#### The input:
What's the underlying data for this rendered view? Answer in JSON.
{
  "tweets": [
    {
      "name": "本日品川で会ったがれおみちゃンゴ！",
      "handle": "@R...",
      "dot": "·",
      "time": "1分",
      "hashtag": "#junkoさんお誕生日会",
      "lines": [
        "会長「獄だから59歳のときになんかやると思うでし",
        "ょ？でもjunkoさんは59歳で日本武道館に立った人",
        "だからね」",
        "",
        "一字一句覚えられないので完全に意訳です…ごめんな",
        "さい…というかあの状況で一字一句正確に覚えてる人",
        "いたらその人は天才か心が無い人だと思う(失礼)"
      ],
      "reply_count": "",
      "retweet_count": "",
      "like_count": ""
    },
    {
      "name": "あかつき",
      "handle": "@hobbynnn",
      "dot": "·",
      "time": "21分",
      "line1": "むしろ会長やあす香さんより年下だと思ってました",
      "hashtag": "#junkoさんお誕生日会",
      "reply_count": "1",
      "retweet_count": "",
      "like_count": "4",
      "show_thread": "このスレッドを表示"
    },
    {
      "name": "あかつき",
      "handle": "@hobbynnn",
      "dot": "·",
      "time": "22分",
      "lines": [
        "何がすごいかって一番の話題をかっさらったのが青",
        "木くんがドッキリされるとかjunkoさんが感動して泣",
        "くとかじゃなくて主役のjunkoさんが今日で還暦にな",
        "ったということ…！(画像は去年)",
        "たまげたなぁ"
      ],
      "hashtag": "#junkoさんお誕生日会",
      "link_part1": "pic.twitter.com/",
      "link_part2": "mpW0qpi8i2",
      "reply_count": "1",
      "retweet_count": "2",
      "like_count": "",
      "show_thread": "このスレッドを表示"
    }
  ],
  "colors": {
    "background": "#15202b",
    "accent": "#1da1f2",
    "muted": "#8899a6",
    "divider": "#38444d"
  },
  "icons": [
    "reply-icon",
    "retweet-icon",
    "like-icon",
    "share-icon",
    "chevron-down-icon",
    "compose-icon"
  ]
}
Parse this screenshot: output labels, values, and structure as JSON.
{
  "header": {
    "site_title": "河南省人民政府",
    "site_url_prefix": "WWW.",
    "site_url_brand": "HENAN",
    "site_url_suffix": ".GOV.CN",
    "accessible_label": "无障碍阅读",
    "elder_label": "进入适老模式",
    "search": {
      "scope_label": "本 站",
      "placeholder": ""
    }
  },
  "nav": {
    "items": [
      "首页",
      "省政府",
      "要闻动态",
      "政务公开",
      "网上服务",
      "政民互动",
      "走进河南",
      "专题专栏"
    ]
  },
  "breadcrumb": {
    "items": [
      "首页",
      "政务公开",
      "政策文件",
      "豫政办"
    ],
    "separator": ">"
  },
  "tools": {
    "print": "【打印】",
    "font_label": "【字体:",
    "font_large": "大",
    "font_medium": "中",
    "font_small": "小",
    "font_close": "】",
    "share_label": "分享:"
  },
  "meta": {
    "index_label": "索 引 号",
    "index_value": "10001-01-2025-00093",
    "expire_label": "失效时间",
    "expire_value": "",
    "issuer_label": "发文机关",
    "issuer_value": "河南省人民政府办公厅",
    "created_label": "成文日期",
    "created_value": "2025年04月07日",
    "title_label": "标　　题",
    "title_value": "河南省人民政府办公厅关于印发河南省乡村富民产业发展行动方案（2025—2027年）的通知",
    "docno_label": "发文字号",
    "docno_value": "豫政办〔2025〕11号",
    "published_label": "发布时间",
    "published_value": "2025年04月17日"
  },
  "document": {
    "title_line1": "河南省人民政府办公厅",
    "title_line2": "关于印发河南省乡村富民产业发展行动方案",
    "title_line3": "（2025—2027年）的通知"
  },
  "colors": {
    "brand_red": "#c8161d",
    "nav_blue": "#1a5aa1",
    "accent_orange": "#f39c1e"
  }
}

#### Request:
Repeat the material word for word, in full.

#### Final result:
What's the underlying data for this rendered view? Answer in JSON.
{
  "tweets": [
    {
      "name": "本日品川で会ったがれおみちゃンゴ！",
      "handle": "@R...",
      "dot": "·",
      "time": "1分",
      "hashtag": "#junkoさんお誕生日会",
      "lines": [
        "会長「獄だから59歳のときになんかやると思うでし",
        "ょ？でもjunkoさんは59歳で日本武道館に立った人",
        "だからね」",
        "",
        "一字一句覚えられないので完全に意訳です…ごめんな",
        "さい…というかあの状況で一字一句正確に覚えてる人",
        "いたらその人は天才か心が無い人だと思う(失礼)"
      ],
      "reply_count": "",
      "retweet_count": "",
      "like_count": ""
    },
    {
      "name": "あかつき",
      "handle": "@hobbynnn",
      "dot": "·",
      "time": "21分",
      "line1": "むしろ会長やあす香さんより年下だと思ってました",
      "hashtag": "#junkoさんお誕生日会",
      "reply_count": "1",
      "retweet_count": "",
      "like_count": "4",
      "show_thread": "このスレッドを表示"
    },
    {
      "name": "あかつき",
      "handle": "@hobbynnn",
      "dot": "·",
      "time": "22分",
      "lines": [
        "何がすごいかって一番の話題をかっさらったのが青",
        "木くんがドッキリされるとかjunkoさんが感動して泣",
        "くとかじゃなくて主役のjunkoさんが今日で還暦にな",
        "ったということ…！(画像は去年)",
        "たまげたなぁ"
      ],
      "hashtag": "#junkoさんお誕生日会",
      "link_part1": "pic.twitter.com/",
      "link_part2": "mpW0qpi8i2",
      "reply_count": "1",
      "retweet_count": "2",
      "like_count": "",
      "show_thread": "このスレッドを表示"
    }
  ],
  "colors": {
    "background": "#15202b",
    "accent": "#1da1f2",
    "muted": "#8899a6",
    "divider": "#38444d"
  },
  "icons": [
    "reply-icon",
    "retweet-icon",
    "like-icon",
    "share-icon",
    "chevron-down-icon",
    "compose-icon"
  ]
}
Parse this screenshot: output labels, values, and structure as JSON.
{
  "header": {
    "site_title": "河南省人民政府",
    "site_url_prefix": "WWW.",
    "site_url_brand": "HENAN",
    "site_url_suffix": ".GOV.CN",
    "accessible_label": "无障碍阅读",
    "elder_label": "进入适老模式",
    "search": {
      "scope_label": "本 站",
      "placeholder": ""
    }
  },
  "nav": {
    "items": [
      "首页",
      "省政府",
      "要闻动态",
      "政务公开",
      "网上服务",
      "政民互动",
      "走进河南",
      "专题专栏"
    ]
  },
  "breadcrumb": {
    "items": [
      "首页",
      "政务公开",
      "政策文件",
      "豫政办"
    ],
    "separator": ">"
  },
  "tools": {
    "print": "【打印】",
    "font_label": "【字体:",
    "font_large": "大",
    "font_medium": "中",
    "font_small": "小",
    "font_close": "】",
    "share_label": "分享:"
  },
  "meta": {
    "index_label": "索 引 号",
    "index_value": "10001-01-2025-00093",
    "expire_label": "失效时间",
    "expire_value": "",
    "issuer_label": "发文机关",
    "issuer_value": "河南省人民政府办公厅",
    "created_label": "成文日期",
    "created_value": "2025年04月07日",
    "title_label": "标　　题",
    "title_value": "河南省人民政府办公厅关于印发河南省乡村富民产业发展行动方案（2025—2027年）的通知",
    "docno_label": "发文字号",
    "docno_value": "豫政办〔2025〕11号",
    "published_label": "发布时间",
    "published_value": "2025年04月17日"
  },
  "document": {
    "title_line1": "河南省人民政府办公厅",
    "title_line2": "关于印发河南省乡村富民产业发展行动方案",
    "title_line3": "（2025—2027年）的通知"
  },
  "colors": {
    "brand_red": "#c8161d",
    "nav_blue": "#1a5aa1",
    "accent_orange": "#f39c1e"
  }
}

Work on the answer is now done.